Extract the lines that carry the string "their" from the listing.

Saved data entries
-- Start --
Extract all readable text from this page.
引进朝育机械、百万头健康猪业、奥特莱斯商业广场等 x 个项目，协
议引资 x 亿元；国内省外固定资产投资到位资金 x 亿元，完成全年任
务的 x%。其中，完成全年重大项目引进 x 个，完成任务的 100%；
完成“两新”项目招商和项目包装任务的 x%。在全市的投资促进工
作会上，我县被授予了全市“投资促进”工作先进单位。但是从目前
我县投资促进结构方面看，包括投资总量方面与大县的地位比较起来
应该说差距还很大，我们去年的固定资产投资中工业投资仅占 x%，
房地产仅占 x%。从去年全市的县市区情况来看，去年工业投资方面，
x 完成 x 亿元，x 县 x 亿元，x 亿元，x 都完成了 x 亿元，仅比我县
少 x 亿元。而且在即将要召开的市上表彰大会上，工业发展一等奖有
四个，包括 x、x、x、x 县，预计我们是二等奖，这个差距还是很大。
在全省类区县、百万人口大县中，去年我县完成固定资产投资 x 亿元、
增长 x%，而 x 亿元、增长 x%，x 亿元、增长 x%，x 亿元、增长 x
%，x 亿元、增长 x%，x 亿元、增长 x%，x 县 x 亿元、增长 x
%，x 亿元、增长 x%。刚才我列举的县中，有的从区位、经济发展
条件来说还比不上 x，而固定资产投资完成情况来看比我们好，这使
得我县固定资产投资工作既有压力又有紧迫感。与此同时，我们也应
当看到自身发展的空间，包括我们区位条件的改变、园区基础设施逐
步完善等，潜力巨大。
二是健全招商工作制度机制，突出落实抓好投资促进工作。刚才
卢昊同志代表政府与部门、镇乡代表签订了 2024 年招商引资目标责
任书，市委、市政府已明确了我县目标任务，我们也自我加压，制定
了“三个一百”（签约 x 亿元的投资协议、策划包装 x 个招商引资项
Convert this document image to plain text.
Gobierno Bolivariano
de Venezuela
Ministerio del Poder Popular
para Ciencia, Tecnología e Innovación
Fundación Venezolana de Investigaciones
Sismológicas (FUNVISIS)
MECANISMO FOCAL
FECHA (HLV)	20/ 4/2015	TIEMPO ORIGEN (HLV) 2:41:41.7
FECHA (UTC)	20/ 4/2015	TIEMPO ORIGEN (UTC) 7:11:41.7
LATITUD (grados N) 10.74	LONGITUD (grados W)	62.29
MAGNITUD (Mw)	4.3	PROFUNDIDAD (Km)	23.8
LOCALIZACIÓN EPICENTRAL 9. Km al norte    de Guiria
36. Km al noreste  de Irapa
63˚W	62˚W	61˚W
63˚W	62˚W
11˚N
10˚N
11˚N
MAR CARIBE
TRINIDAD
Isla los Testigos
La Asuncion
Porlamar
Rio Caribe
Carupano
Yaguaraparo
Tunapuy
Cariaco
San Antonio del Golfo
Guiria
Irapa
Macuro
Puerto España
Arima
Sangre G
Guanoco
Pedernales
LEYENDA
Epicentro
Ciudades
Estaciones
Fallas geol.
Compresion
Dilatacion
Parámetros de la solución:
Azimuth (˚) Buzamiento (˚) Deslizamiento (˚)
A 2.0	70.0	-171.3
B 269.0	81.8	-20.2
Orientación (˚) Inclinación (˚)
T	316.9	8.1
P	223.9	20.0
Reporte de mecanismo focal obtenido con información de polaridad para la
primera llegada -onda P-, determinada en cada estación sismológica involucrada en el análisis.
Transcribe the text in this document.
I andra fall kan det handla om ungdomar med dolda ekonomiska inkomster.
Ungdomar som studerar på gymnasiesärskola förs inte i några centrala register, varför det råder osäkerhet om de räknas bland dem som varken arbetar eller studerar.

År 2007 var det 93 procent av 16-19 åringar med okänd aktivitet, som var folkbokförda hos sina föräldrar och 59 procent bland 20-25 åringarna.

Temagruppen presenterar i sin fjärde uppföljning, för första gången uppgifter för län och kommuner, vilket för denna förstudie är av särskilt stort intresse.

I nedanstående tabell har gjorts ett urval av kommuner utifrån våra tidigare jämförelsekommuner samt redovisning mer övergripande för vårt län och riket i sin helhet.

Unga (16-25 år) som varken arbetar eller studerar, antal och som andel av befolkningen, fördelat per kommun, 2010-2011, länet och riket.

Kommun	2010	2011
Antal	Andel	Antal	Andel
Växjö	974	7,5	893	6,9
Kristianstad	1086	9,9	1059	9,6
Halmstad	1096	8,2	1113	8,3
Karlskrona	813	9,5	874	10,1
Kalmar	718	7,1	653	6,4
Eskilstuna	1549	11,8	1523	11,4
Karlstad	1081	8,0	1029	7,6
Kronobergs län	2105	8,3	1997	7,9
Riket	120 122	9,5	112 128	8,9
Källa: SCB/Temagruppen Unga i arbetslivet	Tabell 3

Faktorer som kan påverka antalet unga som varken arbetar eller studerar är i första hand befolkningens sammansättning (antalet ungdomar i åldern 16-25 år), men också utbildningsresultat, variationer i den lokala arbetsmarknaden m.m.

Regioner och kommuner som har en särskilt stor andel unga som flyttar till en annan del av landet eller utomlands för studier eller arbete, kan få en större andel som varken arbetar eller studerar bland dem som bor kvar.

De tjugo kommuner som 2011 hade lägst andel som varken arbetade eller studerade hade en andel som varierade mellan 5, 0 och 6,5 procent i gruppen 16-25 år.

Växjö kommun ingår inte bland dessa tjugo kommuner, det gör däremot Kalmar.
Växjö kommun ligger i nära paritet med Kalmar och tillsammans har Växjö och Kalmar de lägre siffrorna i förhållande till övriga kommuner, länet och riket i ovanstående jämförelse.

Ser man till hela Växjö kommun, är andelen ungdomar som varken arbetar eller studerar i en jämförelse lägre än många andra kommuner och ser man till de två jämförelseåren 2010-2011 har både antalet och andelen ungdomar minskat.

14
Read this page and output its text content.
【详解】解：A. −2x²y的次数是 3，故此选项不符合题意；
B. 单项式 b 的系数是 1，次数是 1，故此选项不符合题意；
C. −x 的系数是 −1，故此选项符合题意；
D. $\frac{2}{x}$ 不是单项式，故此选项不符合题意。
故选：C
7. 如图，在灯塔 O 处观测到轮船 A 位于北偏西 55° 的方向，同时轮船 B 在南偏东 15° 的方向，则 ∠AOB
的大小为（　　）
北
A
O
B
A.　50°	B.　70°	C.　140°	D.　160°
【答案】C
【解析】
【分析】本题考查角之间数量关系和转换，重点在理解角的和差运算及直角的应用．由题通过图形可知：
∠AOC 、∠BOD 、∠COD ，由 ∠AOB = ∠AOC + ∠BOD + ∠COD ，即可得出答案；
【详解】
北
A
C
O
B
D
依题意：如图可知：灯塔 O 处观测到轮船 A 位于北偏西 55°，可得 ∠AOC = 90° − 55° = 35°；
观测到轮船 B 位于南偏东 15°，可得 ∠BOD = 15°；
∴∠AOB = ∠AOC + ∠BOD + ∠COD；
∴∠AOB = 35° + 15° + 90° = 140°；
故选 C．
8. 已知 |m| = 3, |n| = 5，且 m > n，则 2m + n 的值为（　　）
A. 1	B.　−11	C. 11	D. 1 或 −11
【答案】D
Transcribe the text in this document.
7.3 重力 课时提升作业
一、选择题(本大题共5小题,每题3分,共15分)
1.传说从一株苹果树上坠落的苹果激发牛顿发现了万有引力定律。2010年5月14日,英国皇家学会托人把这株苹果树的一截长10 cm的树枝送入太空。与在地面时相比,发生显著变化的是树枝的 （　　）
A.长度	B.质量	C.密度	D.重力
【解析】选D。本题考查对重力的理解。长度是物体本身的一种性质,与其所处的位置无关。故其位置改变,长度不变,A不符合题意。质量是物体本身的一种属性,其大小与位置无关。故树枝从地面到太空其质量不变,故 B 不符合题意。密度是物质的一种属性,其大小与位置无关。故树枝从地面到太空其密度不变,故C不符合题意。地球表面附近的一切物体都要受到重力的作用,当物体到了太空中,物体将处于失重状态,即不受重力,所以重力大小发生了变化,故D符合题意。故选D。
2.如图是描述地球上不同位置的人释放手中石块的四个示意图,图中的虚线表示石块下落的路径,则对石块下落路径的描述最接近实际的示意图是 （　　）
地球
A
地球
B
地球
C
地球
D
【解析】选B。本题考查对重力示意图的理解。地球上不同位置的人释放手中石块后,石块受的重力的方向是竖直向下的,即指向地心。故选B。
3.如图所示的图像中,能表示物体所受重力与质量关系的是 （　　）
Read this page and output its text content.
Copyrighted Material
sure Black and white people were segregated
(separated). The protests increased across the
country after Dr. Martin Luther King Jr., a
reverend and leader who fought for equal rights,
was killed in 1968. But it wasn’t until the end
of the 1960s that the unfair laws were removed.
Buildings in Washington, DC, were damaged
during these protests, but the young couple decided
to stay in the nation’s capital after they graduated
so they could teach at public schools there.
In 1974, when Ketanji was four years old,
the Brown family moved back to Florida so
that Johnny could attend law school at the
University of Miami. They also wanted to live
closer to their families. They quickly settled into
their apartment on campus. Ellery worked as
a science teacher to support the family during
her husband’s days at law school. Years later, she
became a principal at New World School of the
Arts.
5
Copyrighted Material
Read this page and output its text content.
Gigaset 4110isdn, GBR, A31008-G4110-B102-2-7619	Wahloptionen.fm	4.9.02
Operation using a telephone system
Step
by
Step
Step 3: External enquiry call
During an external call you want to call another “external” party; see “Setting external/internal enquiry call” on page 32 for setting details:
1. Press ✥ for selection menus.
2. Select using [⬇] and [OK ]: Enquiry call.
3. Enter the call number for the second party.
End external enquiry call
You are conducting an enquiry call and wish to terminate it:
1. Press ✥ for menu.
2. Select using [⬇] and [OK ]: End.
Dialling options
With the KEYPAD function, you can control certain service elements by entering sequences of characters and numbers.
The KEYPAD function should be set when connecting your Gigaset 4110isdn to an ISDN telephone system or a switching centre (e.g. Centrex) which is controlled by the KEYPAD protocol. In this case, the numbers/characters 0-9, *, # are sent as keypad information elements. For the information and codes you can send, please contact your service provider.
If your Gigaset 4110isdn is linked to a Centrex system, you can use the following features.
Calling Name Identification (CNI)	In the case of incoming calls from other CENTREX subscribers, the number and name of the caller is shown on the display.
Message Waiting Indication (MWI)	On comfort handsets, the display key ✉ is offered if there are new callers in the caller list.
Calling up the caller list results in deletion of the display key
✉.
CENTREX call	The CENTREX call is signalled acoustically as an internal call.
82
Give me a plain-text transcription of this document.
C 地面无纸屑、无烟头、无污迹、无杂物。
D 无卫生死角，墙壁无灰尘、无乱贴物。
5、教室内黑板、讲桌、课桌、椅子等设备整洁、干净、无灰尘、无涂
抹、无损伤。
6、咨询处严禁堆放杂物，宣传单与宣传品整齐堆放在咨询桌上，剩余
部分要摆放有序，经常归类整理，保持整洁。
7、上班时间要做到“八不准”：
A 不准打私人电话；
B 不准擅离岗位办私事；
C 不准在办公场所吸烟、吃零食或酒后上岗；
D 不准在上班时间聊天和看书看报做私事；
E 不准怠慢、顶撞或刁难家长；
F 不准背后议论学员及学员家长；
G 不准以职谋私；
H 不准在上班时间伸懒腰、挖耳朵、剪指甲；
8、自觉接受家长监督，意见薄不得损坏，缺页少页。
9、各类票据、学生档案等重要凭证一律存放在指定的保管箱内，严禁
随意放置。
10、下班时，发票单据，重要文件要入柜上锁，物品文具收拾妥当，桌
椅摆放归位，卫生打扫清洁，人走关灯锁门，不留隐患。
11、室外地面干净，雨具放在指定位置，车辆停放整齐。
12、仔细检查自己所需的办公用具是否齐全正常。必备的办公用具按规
-- End --
**ANSWER:**
closer to their families. They quickly settled into
their apartment on campus. Ellery worked as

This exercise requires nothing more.